**Record excerpts**
++++++++++

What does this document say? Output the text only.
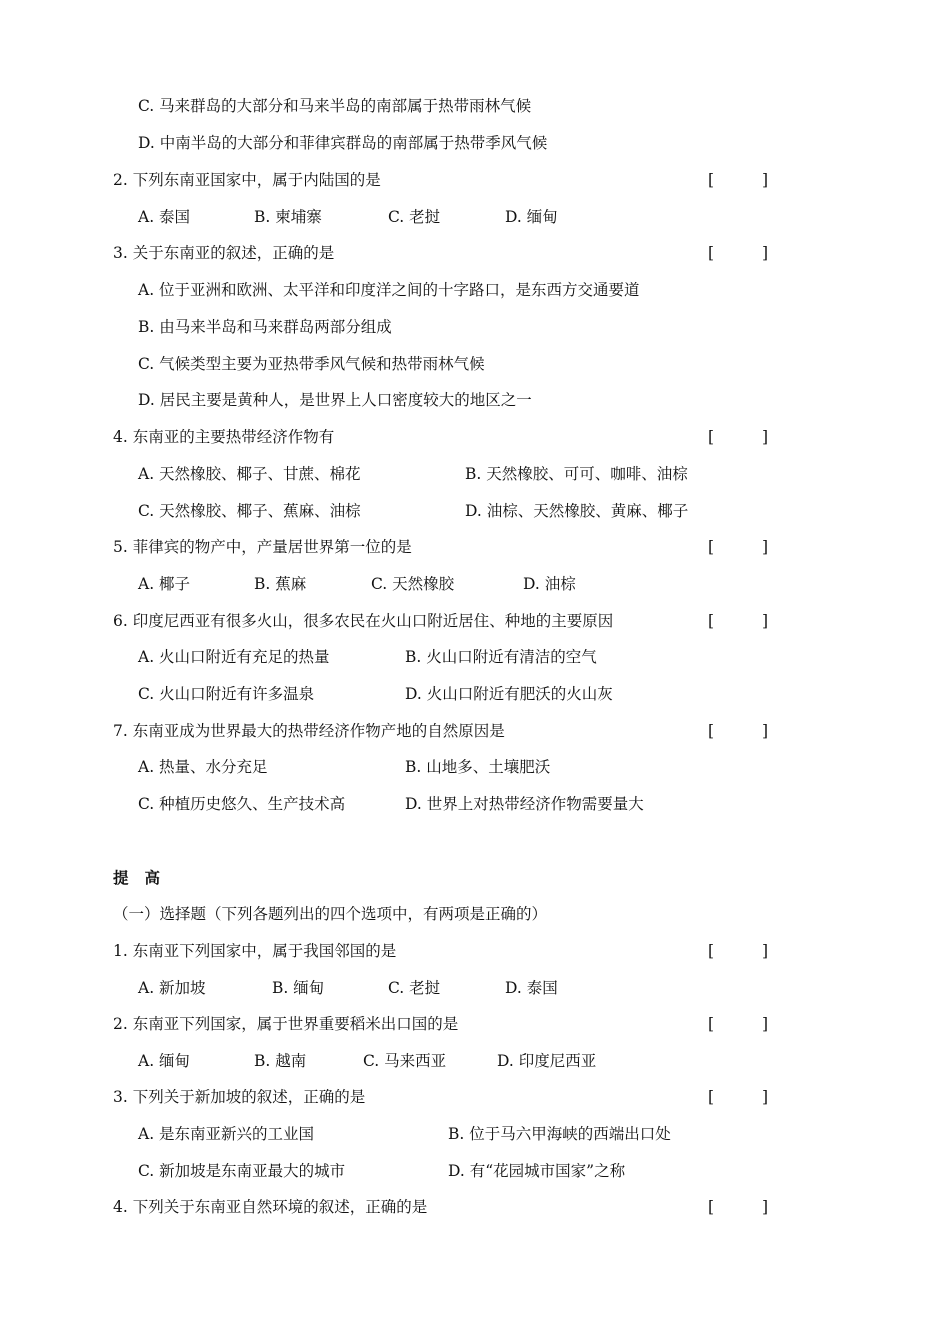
C. 马来群岛的大部分和马来半岛的南部属于热带雨林气候
D. 中南半岛的大部分和菲律宾群岛的南部属于热带季风气候
2. 下列东南亚国家中，属于内陆国的是	[	]
A. 泰国	B. 柬埔寨	C. 老挝	D. 缅甸
3. 关于东南亚的叙述，正确的是	[	]
A. 位于亚洲和欧洲、太平洋和印度洋之间的十字路口，是东西方交通要道
B. 由马来半岛和马来群岛两部分组成
C. 气候类型主要为亚热带季风气候和热带雨林气候
D. 居民主要是黄种人，是世界上人口密度较大的地区之一
4. 东南亚的主要热带经济作物有	[	]
A. 天然橡胶、椰子、甘蔗、棉花	B. 天然橡胶、可可、咖啡、油棕
C. 天然橡胶、椰子、蕉麻、油棕	D. 油棕、天然橡胶、黄麻、椰子
5. 菲律宾的物产中，产量居世界第一位的是	[	]
A. 椰子	B. 蕉麻	C. 天然橡胶	D. 油棕
6. 印度尼西亚有很多火山，很多农民在火山口附近居住、种地的主要原因	[	]
A. 火山口附近有充足的热量	B. 火山口附近有清洁的空气
C. 火山口附近有许多温泉	D. 火山口附近有肥沃的火山灰
7. 东南亚成为世界最大的热带经济作物产地的自然原因是	[	]
A. 热量、水分充足	B. 山地多、土壤肥沃
C. 种植历史悠久、生产技术高	D. 世界上对热带经济作物需要量大
提 高
（一）选择题（下列各题列出的四个选项中，有两项是正确的）
1. 东南亚下列国家中，属于我国邻国的是	[	]
A. 新加坡	B. 缅甸	C. 老挝	D. 泰国
2. 东南亚下列国家，属于世界重要稻米出口国的是	[	]
A. 缅甸	B. 越南	C. 马来西亚	D. 印度尼西亚
3. 下列关于新加坡的叙述，正确的是	[	]
A. 是东南亚新兴的工业国	B. 位于马六甲海峡的西端出口处
C. 新加坡是东南亚最大的城市	D. 有“花园城市国家”之称
4. 下列关于东南亚自然环境的叙述，正确的是	[	]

++++++++++

**Given exercise**
Quote each record exactly as it stands, minus the pictures.

**Response**
What does this document say? Output the text only.
C. 马来群岛的大部分和马来半岛的南部属于热带雨林气候
D. 中南半岛的大部分和菲律宾群岛的南部属于热带季风气候
2. 下列东南亚国家中，属于内陆国的是	[	]
A. 泰国	B. 柬埔寨	C. 老挝	D. 缅甸
3. 关于东南亚的叙述，正确的是	[	]
A. 位于亚洲和欧洲、太平洋和印度洋之间的十字路口，是东西方交通要道
B. 由马来半岛和马来群岛两部分组成
C. 气候类型主要为亚热带季风气候和热带雨林气候
D. 居民主要是黄种人，是世界上人口密度较大的地区之一
4. 东南亚的主要热带经济作物有	[	]
A. 天然橡胶、椰子、甘蔗、棉花	B. 天然橡胶、可可、咖啡、油棕
C. 天然橡胶、椰子、蕉麻、油棕	D. 油棕、天然橡胶、黄麻、椰子
5. 菲律宾的物产中，产量居世界第一位的是	[	]
A. 椰子	B. 蕉麻	C. 天然橡胶	D. 油棕
6. 印度尼西亚有很多火山，很多农民在火山口附近居住、种地的主要原因	[	]
A. 火山口附近有充足的热量	B. 火山口附近有清洁的空气
C. 火山口附近有许多温泉	D. 火山口附近有肥沃的火山灰
7. 东南亚成为世界最大的热带经济作物产地的自然原因是	[	]
A. 热量、水分充足	B. 山地多、土壤肥沃
C. 种植历史悠久、生产技术高	D. 世界上对热带经济作物需要量大
提 高
（一）选择题（下列各题列出的四个选项中，有两项是正确的）
1. 东南亚下列国家中，属于我国邻国的是	[	]
A. 新加坡	B. 缅甸	C. 老挝	D. 泰国
2. 东南亚下列国家，属于世界重要稻米出口国的是	[	]
A. 缅甸	B. 越南	C. 马来西亚	D. 印度尼西亚
3. 下列关于新加坡的叙述，正确的是	[	]
A. 是东南亚新兴的工业国	B. 位于马六甲海峡的西端出口处
C. 新加坡是东南亚最大的城市	D. 有“花园城市国家”之称
4. 下列关于东南亚自然环境的叙述，正确的是	[	]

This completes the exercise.